-------- RECORDS PROVIDED

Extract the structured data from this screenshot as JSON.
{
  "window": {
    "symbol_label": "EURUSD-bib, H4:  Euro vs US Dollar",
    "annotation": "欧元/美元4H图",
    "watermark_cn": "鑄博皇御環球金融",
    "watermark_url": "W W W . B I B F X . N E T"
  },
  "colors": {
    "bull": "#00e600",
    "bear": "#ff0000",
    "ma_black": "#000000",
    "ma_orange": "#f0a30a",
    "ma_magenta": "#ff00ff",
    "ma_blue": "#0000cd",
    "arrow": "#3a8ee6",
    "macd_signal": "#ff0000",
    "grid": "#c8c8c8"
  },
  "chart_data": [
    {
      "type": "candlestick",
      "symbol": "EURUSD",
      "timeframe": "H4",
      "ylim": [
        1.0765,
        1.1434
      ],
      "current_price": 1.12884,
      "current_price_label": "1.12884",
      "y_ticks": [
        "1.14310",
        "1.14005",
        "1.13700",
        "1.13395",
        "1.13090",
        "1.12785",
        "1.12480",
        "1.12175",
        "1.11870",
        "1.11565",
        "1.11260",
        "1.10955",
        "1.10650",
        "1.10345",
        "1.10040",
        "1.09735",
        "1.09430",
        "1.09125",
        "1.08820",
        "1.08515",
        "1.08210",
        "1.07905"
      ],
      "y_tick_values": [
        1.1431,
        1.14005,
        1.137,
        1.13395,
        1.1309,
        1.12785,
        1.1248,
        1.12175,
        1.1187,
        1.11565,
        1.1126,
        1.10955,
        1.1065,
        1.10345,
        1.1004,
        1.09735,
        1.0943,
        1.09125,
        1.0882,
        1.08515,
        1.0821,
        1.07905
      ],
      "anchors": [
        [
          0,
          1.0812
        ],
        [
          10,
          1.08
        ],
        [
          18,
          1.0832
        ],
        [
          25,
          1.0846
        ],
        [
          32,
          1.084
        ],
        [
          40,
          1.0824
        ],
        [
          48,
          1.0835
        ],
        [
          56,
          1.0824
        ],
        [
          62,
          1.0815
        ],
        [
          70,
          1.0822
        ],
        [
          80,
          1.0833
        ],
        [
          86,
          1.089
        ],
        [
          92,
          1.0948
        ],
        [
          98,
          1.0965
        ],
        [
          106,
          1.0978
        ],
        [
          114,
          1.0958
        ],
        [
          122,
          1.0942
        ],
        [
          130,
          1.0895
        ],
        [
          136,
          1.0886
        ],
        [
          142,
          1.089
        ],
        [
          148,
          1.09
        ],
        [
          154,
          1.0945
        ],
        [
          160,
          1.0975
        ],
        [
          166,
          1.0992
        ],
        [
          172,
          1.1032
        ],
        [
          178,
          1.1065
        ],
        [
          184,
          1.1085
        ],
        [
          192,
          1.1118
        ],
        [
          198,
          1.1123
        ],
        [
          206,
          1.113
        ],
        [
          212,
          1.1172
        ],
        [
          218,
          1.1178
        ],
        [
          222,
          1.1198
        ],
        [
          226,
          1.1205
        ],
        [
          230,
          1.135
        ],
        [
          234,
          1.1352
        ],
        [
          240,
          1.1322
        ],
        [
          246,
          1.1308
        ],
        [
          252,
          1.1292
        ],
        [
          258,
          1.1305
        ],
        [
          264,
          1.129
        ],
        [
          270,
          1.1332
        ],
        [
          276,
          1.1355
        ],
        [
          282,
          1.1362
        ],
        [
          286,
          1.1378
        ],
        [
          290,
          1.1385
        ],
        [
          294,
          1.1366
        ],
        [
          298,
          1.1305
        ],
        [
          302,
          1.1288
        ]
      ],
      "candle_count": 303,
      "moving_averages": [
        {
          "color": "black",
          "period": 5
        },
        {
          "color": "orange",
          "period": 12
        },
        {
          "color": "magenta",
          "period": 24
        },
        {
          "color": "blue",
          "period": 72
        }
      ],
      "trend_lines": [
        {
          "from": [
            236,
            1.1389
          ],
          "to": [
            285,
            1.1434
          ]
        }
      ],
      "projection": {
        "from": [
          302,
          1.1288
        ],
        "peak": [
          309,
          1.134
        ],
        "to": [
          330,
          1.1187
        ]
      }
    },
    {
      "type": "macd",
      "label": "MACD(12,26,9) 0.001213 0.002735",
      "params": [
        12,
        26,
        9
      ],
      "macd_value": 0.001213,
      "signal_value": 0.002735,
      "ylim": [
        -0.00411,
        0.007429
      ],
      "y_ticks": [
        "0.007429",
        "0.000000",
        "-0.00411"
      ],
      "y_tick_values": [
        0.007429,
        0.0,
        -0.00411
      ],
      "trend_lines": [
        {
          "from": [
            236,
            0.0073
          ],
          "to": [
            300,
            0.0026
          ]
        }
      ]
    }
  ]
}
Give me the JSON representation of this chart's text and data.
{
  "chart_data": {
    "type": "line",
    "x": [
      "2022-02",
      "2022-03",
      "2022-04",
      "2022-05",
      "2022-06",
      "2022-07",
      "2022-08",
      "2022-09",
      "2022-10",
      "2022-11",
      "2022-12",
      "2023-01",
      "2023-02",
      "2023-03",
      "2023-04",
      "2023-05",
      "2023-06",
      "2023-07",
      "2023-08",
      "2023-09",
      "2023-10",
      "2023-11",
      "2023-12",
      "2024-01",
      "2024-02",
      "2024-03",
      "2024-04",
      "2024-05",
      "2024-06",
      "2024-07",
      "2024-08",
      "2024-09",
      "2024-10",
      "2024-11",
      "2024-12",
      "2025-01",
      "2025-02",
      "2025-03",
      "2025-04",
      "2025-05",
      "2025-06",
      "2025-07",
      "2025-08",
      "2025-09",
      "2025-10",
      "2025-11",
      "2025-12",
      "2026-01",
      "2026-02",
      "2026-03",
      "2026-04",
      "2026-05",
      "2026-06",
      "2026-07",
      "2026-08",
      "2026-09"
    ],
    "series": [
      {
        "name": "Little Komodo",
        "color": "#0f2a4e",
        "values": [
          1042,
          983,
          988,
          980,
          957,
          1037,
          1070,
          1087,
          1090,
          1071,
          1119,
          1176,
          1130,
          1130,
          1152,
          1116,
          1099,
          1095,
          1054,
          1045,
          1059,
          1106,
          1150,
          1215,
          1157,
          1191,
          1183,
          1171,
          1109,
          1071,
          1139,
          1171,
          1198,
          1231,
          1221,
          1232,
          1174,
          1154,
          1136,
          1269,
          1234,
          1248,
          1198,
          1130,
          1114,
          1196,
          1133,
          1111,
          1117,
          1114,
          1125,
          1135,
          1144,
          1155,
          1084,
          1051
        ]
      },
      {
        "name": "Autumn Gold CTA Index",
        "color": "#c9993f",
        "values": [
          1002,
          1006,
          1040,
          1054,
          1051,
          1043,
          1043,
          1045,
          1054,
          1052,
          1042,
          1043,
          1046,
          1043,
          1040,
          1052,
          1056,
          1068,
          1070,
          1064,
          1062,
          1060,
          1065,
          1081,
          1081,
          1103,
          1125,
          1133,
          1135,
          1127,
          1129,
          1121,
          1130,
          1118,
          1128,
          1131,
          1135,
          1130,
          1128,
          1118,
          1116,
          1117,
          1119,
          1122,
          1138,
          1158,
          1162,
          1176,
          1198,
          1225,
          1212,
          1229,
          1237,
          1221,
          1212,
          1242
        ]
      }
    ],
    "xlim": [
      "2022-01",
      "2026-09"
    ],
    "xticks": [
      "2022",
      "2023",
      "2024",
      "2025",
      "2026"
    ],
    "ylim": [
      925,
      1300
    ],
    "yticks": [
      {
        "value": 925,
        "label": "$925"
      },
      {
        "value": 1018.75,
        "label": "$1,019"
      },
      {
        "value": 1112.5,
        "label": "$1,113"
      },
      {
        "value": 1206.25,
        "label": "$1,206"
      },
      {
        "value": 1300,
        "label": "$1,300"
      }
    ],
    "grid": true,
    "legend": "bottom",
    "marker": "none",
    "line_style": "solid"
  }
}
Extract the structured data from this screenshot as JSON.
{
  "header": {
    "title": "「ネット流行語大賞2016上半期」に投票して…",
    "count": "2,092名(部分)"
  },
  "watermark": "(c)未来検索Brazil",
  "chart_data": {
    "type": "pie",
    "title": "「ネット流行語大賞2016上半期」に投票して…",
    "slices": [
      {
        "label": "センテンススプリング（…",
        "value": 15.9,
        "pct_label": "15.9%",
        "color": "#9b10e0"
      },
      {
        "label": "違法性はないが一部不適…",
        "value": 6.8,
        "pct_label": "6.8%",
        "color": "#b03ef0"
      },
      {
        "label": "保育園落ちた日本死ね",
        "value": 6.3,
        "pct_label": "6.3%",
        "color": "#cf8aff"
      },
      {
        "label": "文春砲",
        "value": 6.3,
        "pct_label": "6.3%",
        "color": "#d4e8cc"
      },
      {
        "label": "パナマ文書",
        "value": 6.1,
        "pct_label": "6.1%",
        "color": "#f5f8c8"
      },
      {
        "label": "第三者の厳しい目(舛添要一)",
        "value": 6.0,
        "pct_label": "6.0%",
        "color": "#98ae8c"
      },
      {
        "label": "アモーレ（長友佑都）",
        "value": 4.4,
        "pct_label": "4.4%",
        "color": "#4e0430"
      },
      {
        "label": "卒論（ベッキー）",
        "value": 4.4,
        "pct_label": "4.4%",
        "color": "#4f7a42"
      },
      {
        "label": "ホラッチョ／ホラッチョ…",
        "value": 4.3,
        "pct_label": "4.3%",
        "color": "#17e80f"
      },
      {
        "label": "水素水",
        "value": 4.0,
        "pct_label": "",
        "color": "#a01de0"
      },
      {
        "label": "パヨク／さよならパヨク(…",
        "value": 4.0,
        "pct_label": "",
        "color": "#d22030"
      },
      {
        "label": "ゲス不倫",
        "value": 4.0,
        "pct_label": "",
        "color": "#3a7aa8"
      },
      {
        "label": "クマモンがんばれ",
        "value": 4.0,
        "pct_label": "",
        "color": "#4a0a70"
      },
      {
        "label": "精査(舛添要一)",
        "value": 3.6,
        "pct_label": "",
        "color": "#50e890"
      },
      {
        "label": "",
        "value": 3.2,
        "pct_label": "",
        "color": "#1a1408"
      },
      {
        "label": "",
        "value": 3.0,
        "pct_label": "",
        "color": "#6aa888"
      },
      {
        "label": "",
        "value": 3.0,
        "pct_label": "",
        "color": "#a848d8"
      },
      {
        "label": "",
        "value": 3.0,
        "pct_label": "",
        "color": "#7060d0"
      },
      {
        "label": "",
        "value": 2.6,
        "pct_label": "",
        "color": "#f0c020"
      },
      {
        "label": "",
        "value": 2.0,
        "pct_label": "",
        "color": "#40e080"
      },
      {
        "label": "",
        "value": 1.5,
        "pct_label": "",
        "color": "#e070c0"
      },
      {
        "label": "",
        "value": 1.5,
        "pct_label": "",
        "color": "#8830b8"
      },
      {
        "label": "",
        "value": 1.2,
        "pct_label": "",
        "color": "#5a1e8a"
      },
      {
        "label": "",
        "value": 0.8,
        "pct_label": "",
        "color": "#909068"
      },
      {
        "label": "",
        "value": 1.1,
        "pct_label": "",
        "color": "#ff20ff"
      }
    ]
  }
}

----------------

INSTRUCTIONS TO FOLLOW:
Work through the listing above and report how many lines include the string "period", with no other text.

TASK ANSWER:
4